- **Task instructions**: Select every line holding the word "this" and copy it.

....

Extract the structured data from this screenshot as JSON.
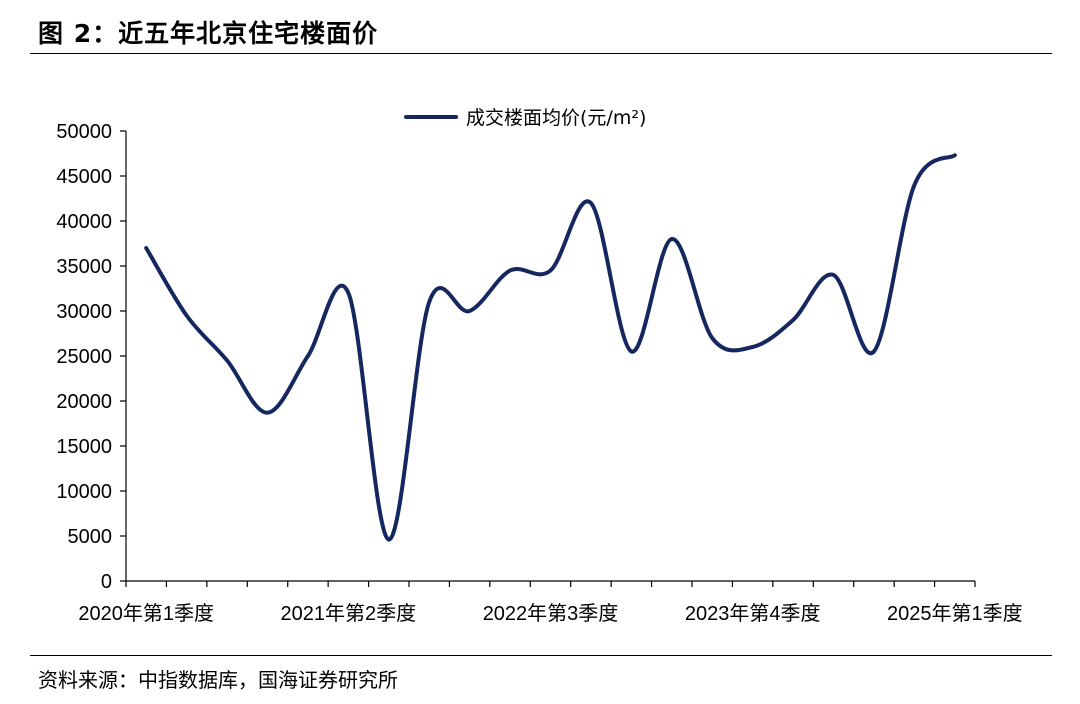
{
  "header": {
    "title": "图 2：近五年北京住宅楼面价"
  },
  "footer": {
    "source": "资料来源：中指数据库，国海证券研究所"
  },
  "chart_data": {
    "type": "line",
    "title": "",
    "xlabel": "",
    "ylabel": "",
    "ylim": [
      0,
      50000
    ],
    "yticks": [
      0,
      5000,
      10000,
      15000,
      20000,
      25000,
      30000,
      35000,
      40000,
      45000,
      50000
    ],
    "x_tick_labels": [
      "2020年第1季度",
      "2021年第2季度",
      "2022年第3季度",
      "2023年第4季度",
      "2025年第1季度"
    ],
    "x_tick_label_positions": [
      1,
      6,
      11,
      16,
      21
    ],
    "categories_count": 21,
    "legend": "top-center",
    "grid": false,
    "series": [
      {
        "name": "成交楼面均价(元/m²)",
        "color": "#14275e",
        "values": [
          37000,
          29500,
          24500,
          18700,
          25000,
          32000,
          4600,
          31000,
          30000,
          34500,
          34500,
          42000,
          25500,
          38000,
          27000,
          26000,
          29000,
          34000,
          25500,
          44000,
          47300
        ]
      }
    ]
  }
}
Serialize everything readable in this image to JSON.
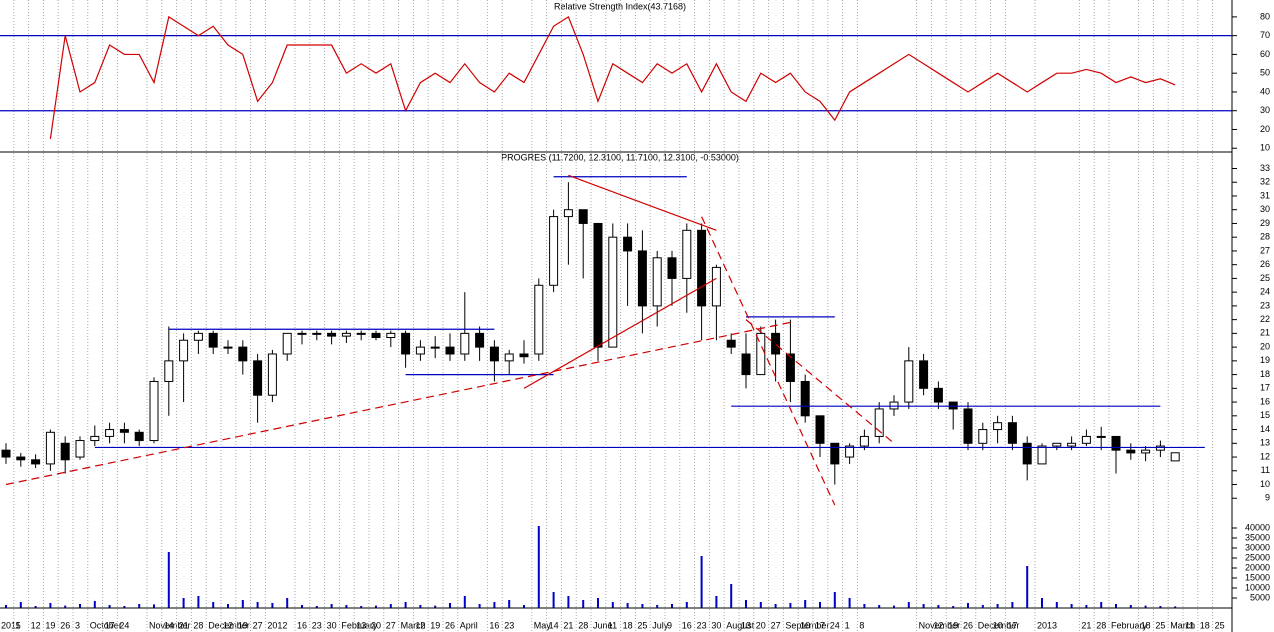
{
  "chart_data": [
    {
      "type": "line",
      "title": "Relative Strength Index(43.7168)",
      "color": "#d00000",
      "values": [
        null,
        null,
        null,
        15,
        70,
        40,
        45,
        65,
        60,
        60,
        45,
        80,
        75,
        70,
        75,
        65,
        60,
        35,
        45,
        65,
        65,
        65,
        65,
        50,
        55,
        50,
        55,
        30,
        45,
        50,
        45,
        55,
        45,
        40,
        50,
        45,
        60,
        75,
        80,
        60,
        35,
        55,
        50,
        45,
        55,
        50,
        55,
        40,
        55,
        40,
        35,
        50,
        45,
        50,
        40,
        35,
        25,
        40,
        45,
        50,
        55,
        60,
        55,
        50,
        45,
        40,
        45,
        50,
        45,
        40,
        45,
        50,
        50,
        52,
        50,
        45,
        48,
        45,
        47,
        43.7168,
        null,
        null,
        null
      ],
      "ylim": [
        8,
        89
      ],
      "yticks": [
        10,
        20,
        30,
        40,
        50,
        60,
        70,
        80
      ],
      "levels": [
        30,
        70
      ],
      "level_color": "#0000c0"
    },
    {
      "type": "candlestick",
      "title": "PROGRES (11.7200, 12.3100, 11.7100, 12.3100, -0.53000)",
      "up_color": "#ffffff",
      "down_color": "#000000",
      "open": [
        12.5,
        12,
        11.8,
        11.5,
        13,
        12,
        13.2,
        13.5,
        14,
        13.8,
        13.2,
        17.5,
        19,
        20.5,
        21,
        20,
        20,
        19,
        16.5,
        19.5,
        21,
        21,
        21,
        20.8,
        21,
        21,
        20.7,
        21,
        19.5,
        20,
        20,
        19.5,
        21,
        20,
        19,
        19.5,
        19.5,
        24.5,
        29.5,
        30,
        29,
        20,
        28,
        27,
        23,
        26.5,
        25,
        28.5,
        23,
        20.5,
        19.5,
        18,
        21,
        19.5,
        17.5,
        15,
        13,
        12,
        12.8,
        13.5,
        15.5,
        16,
        19,
        17,
        16,
        15.5,
        13,
        14,
        14.5,
        13,
        11.5,
        12.8,
        12.8,
        13,
        13.5,
        13.5,
        12.5,
        12.3,
        12.5,
        11.72,
        null,
        null,
        null
      ],
      "high": [
        13,
        12.3,
        12.2,
        14,
        13.5,
        13.5,
        14.3,
        14.5,
        14.5,
        14,
        17.8,
        21.5,
        21,
        21.2,
        21.2,
        20.5,
        20.5,
        19.5,
        19.8,
        21,
        21.2,
        21.2,
        21.2,
        21.2,
        21.2,
        21.2,
        21.2,
        21.2,
        20.5,
        20.8,
        21,
        24,
        21.5,
        20.5,
        19.8,
        20.5,
        25,
        30,
        32,
        30,
        29,
        29,
        29,
        28.5,
        27,
        27,
        29,
        29,
        26,
        21,
        21,
        21.5,
        22,
        22,
        18,
        15,
        13,
        13,
        14,
        16,
        16.5,
        20,
        19.5,
        17.5,
        16,
        16,
        14.5,
        15,
        15,
        13.5,
        13,
        13,
        13.5,
        14,
        14.2,
        13.5,
        13,
        12.8,
        13.2,
        12.31,
        null,
        null,
        null
      ],
      "low": [
        11.5,
        11.3,
        11.2,
        11,
        10.8,
        11.8,
        12.8,
        13,
        13,
        12.8,
        13,
        15,
        16,
        19.5,
        19.5,
        19.5,
        18,
        14.5,
        16,
        19,
        20.2,
        20.5,
        20.2,
        20.3,
        20.5,
        20.5,
        20,
        18.5,
        19,
        19.2,
        19,
        19,
        19,
        17.5,
        18,
        18.8,
        19,
        24,
        26,
        25,
        19,
        20,
        23,
        21,
        21.5,
        23,
        22.5,
        20.5,
        20.5,
        19.5,
        17,
        18,
        17.5,
        16,
        14.5,
        12,
        10,
        11.5,
        12.5,
        13,
        15,
        15.5,
        16.5,
        15.5,
        14,
        12.5,
        12.5,
        13,
        12.5,
        10.3,
        11.5,
        12.5,
        12.5,
        12.8,
        12.5,
        10.8,
        11.8,
        11.7,
        12,
        11.71,
        null,
        null,
        null
      ],
      "close": [
        12,
        11.8,
        11.5,
        13.8,
        11.8,
        13.2,
        13.5,
        14,
        13.8,
        13.2,
        17.5,
        19,
        20.5,
        21,
        20,
        20,
        19,
        16.5,
        19.5,
        21,
        21,
        21,
        20.8,
        21,
        21,
        20.7,
        21,
        19.5,
        20,
        20,
        19.5,
        21,
        20,
        19,
        19.5,
        19.3,
        24.5,
        29.5,
        30,
        29,
        20,
        28,
        27,
        23,
        26.5,
        25,
        28.5,
        23,
        25.8,
        20,
        18,
        21,
        19.5,
        17.5,
        15,
        13,
        11.5,
        12.8,
        13.5,
        15.5,
        16,
        19,
        17,
        16,
        15.5,
        13,
        14,
        14.5,
        13,
        11.5,
        12.8,
        13,
        13,
        13.5,
        13.5,
        12.5,
        12.3,
        12.5,
        12.8,
        12.31,
        null,
        null,
        null
      ],
      "ylim": [
        8,
        34.2
      ],
      "yticks": [
        9,
        10,
        11,
        12,
        13,
        14,
        15,
        16,
        17,
        18,
        19,
        20,
        21,
        22,
        23,
        24,
        25,
        26,
        27,
        28,
        29,
        30,
        31,
        32,
        33
      ],
      "lines": [
        {
          "from": [
            11,
            21.3
          ],
          "to": [
            33,
            21.3
          ],
          "color": "#0000c0",
          "dashed": false
        },
        {
          "from": [
            27,
            18
          ],
          "to": [
            37,
            18
          ],
          "color": "#0000c0",
          "dashed": false
        },
        {
          "from": [
            37,
            32.4
          ],
          "to": [
            46,
            32.4
          ],
          "color": "#0000c0",
          "dashed": false
        },
        {
          "from": [
            50,
            22.2
          ],
          "to": [
            56,
            22.2
          ],
          "color": "#0000c0",
          "dashed": false
        },
        {
          "from": [
            49,
            15.7
          ],
          "to": [
            78,
            15.7
          ],
          "color": "#0000c0",
          "dashed": false
        },
        {
          "from": [
            6,
            12.7
          ],
          "to": [
            81,
            12.7
          ],
          "color": "#0000c0",
          "dashed": false
        },
        {
          "from": [
            38,
            32.5
          ],
          "to": [
            48,
            28.5
          ],
          "color": "#d00000",
          "dashed": false
        },
        {
          "from": [
            35,
            17
          ],
          "to": [
            48,
            25
          ],
          "color": "#d00000",
          "dashed": false
        },
        {
          "from": [
            0,
            10
          ],
          "to": [
            53,
            21.8
          ],
          "color": "#d00000",
          "dashed": true
        },
        {
          "from": [
            47,
            29.5
          ],
          "to": [
            56,
            8.5
          ],
          "color": "#d00000",
          "dashed": true
        },
        {
          "from": [
            50,
            22
          ],
          "to": [
            60,
            13
          ],
          "color": "#d00000",
          "dashed": true
        }
      ]
    },
    {
      "type": "bar",
      "color": "#0000cc",
      "categories": [
        "2011",
        "5",
        "12",
        "19",
        "26",
        "3",
        "October",
        "17",
        "24",
        null,
        "November",
        "14",
        "21",
        "28",
        "December",
        "12",
        "19",
        "27",
        "2012",
        null,
        "16",
        "23",
        "30",
        "February",
        "13",
        "20",
        "27",
        "March",
        "12",
        "19",
        "26",
        "April",
        null,
        "16",
        "23",
        null,
        "May",
        "14",
        "21",
        "28",
        "June",
        "11",
        "18",
        "25",
        "July",
        "9",
        "16",
        "23",
        "30",
        "August",
        "13",
        "20",
        "27",
        "September",
        "10",
        "17",
        "24",
        "1",
        "8",
        null,
        null,
        null,
        "November",
        "12",
        "19",
        "26",
        "December",
        "10",
        "17",
        null,
        "2013",
        null,
        null,
        "21",
        "28",
        "February",
        null,
        "18",
        "25",
        "March",
        "11",
        "18",
        "25"
      ],
      "values": [
        1500,
        3000,
        1000,
        2500,
        1200,
        2000,
        3500,
        1500,
        1000,
        2000,
        1800,
        28000,
        5000,
        6000,
        3000,
        2000,
        4000,
        3000,
        2500,
        5000,
        1500,
        1000,
        2000,
        1500,
        1000,
        1200,
        2000,
        3000,
        1500,
        1200,
        2500,
        6000,
        2000,
        3000,
        4000,
        1500,
        41000,
        8000,
        6000,
        4000,
        5000,
        3000,
        2500,
        2000,
        1500,
        2000,
        3000,
        26000,
        6000,
        12000,
        4000,
        3000,
        2000,
        2500,
        4000,
        3000,
        8000,
        5000,
        2000,
        1500,
        1200,
        3000,
        2000,
        1500,
        1000,
        2500,
        1500,
        2000,
        3000,
        21000,
        5000,
        3000,
        2000,
        1500,
        3000,
        2000,
        1500,
        1200,
        1000,
        800,
        null,
        null,
        null
      ],
      "ylim": [
        0,
        48000
      ],
      "yticks": [
        5000,
        10000,
        15000,
        20000,
        25000,
        30000,
        35000,
        40000
      ],
      "grid": true
    }
  ]
}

....

- **Task response**:
Extract the structured data from this screenshot as JSON.
Serialize everything readable in this image to JSON.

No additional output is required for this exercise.